▶ **GIVEN REQUEST**:
Where a line in the listing contains the string "Engineering", copy that line out.

(Records from a dataset)
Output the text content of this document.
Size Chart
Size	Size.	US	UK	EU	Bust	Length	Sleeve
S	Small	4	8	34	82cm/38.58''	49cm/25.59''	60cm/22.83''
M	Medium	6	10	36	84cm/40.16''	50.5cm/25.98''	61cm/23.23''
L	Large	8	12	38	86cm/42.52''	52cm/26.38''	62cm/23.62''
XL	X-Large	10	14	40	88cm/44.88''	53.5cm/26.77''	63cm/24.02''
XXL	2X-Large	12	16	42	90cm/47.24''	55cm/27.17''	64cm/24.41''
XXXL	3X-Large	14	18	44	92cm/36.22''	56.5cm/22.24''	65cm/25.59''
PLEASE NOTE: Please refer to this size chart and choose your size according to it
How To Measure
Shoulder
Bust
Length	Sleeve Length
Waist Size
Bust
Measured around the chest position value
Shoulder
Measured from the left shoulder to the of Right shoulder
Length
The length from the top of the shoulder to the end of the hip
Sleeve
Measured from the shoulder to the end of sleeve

==

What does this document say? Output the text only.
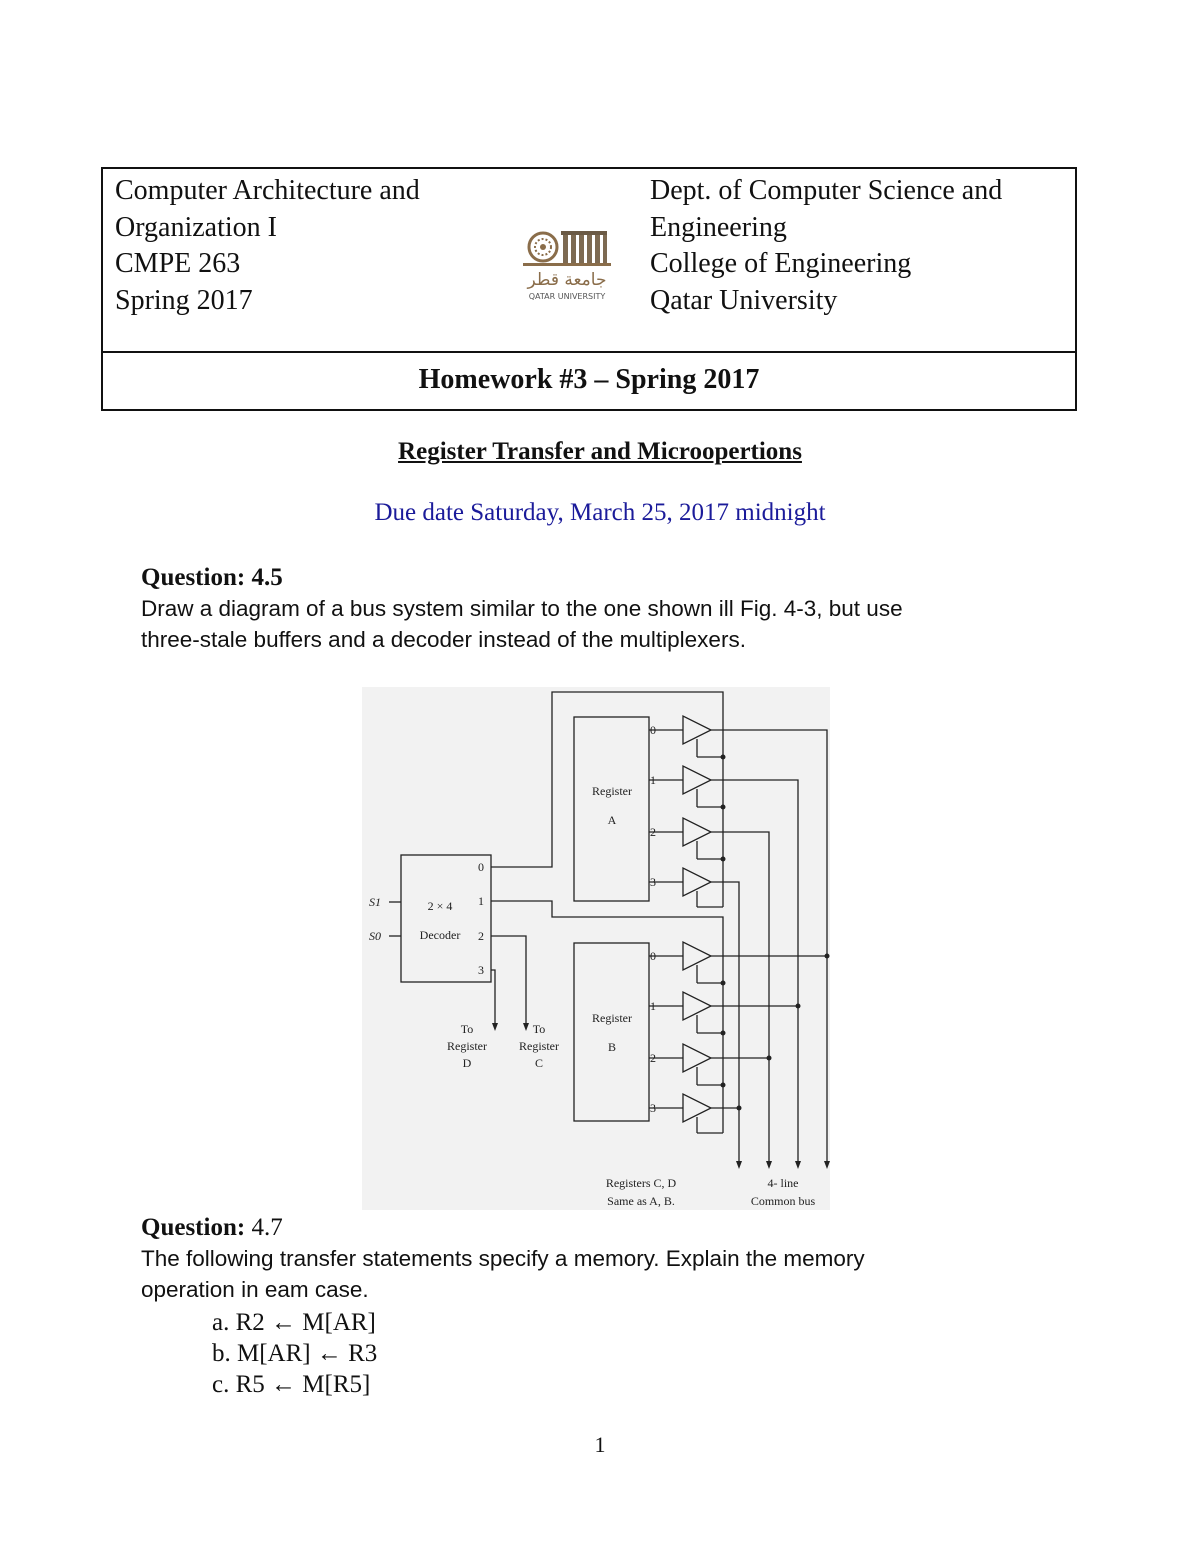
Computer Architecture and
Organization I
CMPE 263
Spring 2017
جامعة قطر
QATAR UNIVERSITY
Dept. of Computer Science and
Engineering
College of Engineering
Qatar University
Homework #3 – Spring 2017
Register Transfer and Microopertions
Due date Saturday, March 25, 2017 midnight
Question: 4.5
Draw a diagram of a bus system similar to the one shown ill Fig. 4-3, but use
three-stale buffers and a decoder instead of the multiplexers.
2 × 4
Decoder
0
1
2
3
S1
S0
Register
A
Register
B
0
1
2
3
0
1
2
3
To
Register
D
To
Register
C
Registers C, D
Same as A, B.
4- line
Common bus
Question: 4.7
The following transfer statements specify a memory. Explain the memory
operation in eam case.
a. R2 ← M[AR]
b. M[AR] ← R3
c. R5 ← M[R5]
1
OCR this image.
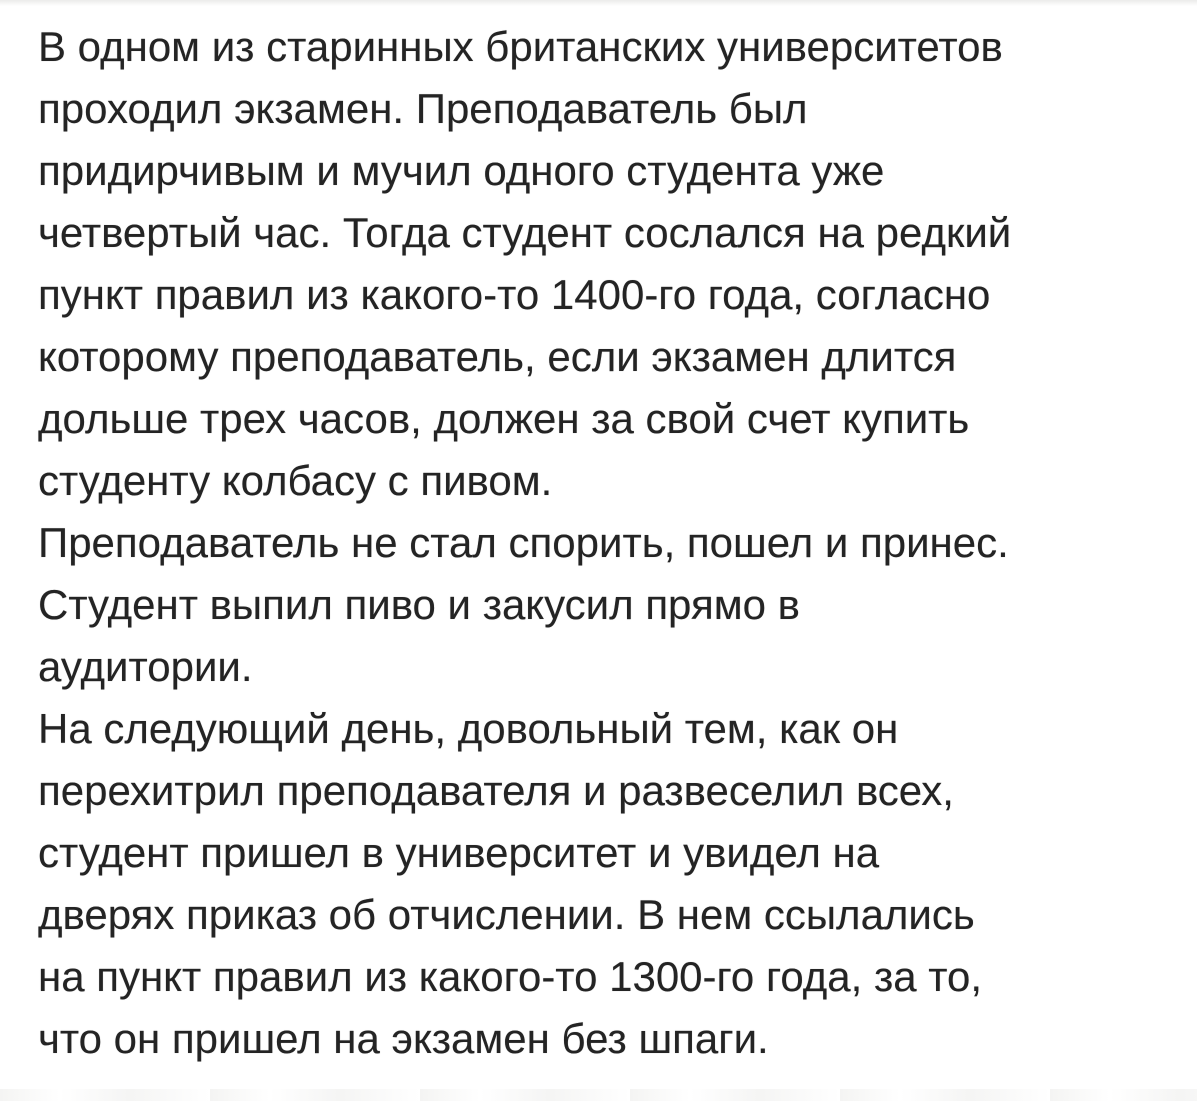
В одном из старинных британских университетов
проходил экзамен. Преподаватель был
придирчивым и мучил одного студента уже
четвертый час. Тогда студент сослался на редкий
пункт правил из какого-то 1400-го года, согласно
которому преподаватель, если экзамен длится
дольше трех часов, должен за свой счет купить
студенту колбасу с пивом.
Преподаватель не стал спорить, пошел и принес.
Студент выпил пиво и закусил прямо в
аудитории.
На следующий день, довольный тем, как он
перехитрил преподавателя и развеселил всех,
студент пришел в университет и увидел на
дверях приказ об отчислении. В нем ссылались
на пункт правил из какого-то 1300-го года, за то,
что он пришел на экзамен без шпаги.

▶ **OUTPUT**:
Engineering
College of Engineering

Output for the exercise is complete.